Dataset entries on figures
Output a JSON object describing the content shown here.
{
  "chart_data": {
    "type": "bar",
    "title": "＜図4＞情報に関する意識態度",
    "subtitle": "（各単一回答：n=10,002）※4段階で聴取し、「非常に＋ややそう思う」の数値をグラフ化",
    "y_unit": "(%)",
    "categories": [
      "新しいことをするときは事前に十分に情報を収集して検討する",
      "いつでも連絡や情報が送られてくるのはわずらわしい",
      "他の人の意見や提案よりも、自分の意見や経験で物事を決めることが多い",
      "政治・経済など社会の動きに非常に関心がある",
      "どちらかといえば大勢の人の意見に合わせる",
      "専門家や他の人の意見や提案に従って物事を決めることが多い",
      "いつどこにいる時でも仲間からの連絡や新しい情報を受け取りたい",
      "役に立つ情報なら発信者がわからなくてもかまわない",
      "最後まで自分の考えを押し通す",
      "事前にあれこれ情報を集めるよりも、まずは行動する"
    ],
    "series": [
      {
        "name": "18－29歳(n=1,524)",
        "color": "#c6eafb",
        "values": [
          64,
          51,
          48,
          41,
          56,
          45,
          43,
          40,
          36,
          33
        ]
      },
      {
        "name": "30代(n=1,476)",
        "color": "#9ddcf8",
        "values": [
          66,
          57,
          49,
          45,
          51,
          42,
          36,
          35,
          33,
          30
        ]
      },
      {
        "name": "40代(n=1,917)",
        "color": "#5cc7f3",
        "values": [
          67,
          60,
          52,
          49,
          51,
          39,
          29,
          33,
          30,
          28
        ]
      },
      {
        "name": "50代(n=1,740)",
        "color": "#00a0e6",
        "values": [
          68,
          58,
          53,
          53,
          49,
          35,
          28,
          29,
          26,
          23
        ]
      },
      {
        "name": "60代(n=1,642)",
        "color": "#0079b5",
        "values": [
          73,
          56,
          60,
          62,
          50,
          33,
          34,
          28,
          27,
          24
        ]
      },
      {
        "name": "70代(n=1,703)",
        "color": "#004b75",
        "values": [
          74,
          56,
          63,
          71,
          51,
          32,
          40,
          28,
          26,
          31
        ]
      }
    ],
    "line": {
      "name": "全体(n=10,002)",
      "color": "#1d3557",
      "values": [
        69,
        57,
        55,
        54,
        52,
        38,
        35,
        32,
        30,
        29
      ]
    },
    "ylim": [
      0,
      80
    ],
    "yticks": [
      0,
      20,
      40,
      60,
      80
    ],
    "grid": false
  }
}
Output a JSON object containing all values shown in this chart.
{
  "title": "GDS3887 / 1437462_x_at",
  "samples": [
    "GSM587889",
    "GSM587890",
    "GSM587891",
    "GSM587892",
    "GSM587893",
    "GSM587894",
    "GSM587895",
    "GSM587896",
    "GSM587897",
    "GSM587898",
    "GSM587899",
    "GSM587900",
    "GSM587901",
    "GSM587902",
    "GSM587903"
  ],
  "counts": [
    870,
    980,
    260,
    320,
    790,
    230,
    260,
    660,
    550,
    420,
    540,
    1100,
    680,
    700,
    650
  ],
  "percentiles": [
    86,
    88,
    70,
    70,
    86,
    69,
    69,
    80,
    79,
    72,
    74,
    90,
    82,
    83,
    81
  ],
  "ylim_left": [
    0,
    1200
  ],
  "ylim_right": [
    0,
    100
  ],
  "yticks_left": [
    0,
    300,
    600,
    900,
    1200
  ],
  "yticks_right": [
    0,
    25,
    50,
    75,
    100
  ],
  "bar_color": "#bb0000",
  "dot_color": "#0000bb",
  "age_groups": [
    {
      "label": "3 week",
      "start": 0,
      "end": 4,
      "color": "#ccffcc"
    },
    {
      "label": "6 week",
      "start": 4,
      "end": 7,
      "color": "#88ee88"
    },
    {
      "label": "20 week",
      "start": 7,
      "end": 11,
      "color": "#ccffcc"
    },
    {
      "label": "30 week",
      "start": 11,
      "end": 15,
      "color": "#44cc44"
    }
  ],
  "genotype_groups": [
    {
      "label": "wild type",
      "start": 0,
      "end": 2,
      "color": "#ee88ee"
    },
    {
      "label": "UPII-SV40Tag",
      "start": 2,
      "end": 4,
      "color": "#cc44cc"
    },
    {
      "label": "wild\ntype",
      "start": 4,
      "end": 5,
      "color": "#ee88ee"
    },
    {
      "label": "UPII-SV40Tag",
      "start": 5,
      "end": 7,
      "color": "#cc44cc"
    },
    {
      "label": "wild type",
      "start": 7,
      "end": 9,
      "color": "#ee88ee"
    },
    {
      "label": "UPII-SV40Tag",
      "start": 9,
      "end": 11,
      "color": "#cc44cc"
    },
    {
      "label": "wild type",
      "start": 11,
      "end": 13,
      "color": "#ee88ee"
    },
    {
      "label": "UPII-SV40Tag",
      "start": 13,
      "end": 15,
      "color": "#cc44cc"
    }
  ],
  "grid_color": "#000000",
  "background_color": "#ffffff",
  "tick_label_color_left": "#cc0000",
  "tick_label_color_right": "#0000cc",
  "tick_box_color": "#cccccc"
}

AIM OF THE TASK
Tally the lines that hold the string "name" and state the total, nothing more.

ANSWER TO THIS TASK
7